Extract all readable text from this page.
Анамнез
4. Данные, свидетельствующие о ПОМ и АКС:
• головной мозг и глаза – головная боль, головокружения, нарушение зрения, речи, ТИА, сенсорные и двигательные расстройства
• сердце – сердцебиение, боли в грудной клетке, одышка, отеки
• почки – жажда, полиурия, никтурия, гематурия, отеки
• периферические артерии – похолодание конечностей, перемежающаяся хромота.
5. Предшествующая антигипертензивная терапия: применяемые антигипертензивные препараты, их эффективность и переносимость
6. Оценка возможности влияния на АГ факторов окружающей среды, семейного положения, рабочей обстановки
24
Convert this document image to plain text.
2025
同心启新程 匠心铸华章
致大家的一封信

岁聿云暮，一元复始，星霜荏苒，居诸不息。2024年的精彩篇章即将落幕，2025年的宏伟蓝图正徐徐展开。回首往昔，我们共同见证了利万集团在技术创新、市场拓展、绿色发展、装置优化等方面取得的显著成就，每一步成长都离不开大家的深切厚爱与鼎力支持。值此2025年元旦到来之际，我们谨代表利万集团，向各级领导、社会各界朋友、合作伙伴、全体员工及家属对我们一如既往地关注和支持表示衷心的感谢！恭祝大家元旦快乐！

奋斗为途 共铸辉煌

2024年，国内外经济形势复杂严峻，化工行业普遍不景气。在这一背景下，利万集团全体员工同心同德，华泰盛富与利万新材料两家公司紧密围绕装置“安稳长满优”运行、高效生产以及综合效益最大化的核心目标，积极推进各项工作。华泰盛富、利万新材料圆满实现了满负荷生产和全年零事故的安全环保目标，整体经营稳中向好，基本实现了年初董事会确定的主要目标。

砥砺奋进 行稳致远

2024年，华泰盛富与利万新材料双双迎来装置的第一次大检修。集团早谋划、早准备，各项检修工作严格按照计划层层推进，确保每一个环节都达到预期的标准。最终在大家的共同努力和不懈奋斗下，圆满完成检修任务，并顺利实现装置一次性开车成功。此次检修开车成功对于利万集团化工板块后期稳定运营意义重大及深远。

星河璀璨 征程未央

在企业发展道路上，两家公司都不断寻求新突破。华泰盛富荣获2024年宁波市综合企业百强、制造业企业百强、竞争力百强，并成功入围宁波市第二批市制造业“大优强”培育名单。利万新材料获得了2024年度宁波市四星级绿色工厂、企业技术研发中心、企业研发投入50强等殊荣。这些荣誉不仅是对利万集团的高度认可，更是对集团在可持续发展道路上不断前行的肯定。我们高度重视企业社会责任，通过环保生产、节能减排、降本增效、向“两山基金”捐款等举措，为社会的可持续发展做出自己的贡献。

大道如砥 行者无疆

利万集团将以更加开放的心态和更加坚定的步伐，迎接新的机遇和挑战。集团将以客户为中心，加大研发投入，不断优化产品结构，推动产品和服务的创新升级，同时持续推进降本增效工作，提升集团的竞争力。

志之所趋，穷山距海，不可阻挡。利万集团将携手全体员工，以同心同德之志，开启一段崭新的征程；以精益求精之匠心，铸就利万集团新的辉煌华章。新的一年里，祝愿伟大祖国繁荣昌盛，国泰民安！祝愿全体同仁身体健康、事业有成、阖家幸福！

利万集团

· · · · ·

### EXERCISE PROMPT
Extract all of the data shown above without alteration.

### ANSWER FOR THIS EXERCISE
Extract all readable text from this page.
Анамнез
4. Данные, свидетельствующие о ПОМ и АКС:
• головной мозг и глаза – головная боль, головокружения, нарушение зрения, речи, ТИА, сенсорные и двигательные расстройства
• сердце – сердцебиение, боли в грудной клетке, одышка, отеки
• почки – жажда, полиурия, никтурия, гематурия, отеки
• периферические артерии – похолодание конечностей, перемежающаяся хромота.
5. Предшествующая антигипертензивная терапия: применяемые антигипертензивные препараты, их эффективность и переносимость
6. Оценка возможности влияния на АГ факторов окружающей среды, семейного положения, рабочей обстановки
24
Convert this document image to plain text.
2025
同心启新程 匠心铸华章
致大家的一封信

岁聿云暮，一元复始，星霜荏苒，居诸不息。2024年的精彩篇章即将落幕，2025年的宏伟蓝图正徐徐展开。回首往昔，我们共同见证了利万集团在技术创新、市场拓展、绿色发展、装置优化等方面取得的显著成就，每一步成长都离不开大家的深切厚爱与鼎力支持。值此2025年元旦到来之际，我们谨代表利万集团，向各级领导、社会各界朋友、合作伙伴、全体员工及家属对我们一如既往地关注和支持表示衷心的感谢！恭祝大家元旦快乐！

奋斗为途 共铸辉煌

2024年，国内外经济形势复杂严峻，化工行业普遍不景气。在这一背景下，利万集团全体员工同心同德，华泰盛富与利万新材料两家公司紧密围绕装置“安稳长满优”运行、高效生产以及综合效益最大化的核心目标，积极推进各项工作。华泰盛富、利万新材料圆满实现了满负荷生产和全年零事故的安全环保目标，整体经营稳中向好，基本实现了年初董事会确定的主要目标。

砥砺奋进 行稳致远

2024年，华泰盛富与利万新材料双双迎来装置的第一次大检修。集团早谋划、早准备，各项检修工作严格按照计划层层推进，确保每一个环节都达到预期的标准。最终在大家的共同努力和不懈奋斗下，圆满完成检修任务，并顺利实现装置一次性开车成功。此次检修开车成功对于利万集团化工板块后期稳定运营意义重大及深远。

星河璀璨 征程未央

在企业发展道路上，两家公司都不断寻求新突破。华泰盛富荣获2024年宁波市综合企业百强、制造业企业百强、竞争力百强，并成功入围宁波市第二批市制造业“大优强”培育名单。利万新材料获得了2024年度宁波市四星级绿色工厂、企业技术研发中心、企业研发投入50强等殊荣。这些荣誉不仅是对利万集团的高度认可，更是对集团在可持续发展道路上不断前行的肯定。我们高度重视企业社会责任，通过环保生产、节能减排、降本增效、向“两山基金”捐款等举措，为社会的可持续发展做出自己的贡献。

大道如砥 行者无疆

利万集团将以更加开放的心态和更加坚定的步伐，迎接新的机遇和挑战。集团将以客户为中心，加大研发投入，不断优化产品结构，推动产品和服务的创新升级，同时持续推进降本增效工作，提升集团的竞争力。

志之所趋，穷山距海，不可阻挡。利万集团将携手全体员工，以同心同德之志，开启一段崭新的征程；以精益求精之匠心，铸就利万集团新的辉煌华章。新的一年里，祝愿伟大祖国繁荣昌盛，国泰民安！祝愿全体同仁身体健康、事业有成、阖家幸福！

利万集团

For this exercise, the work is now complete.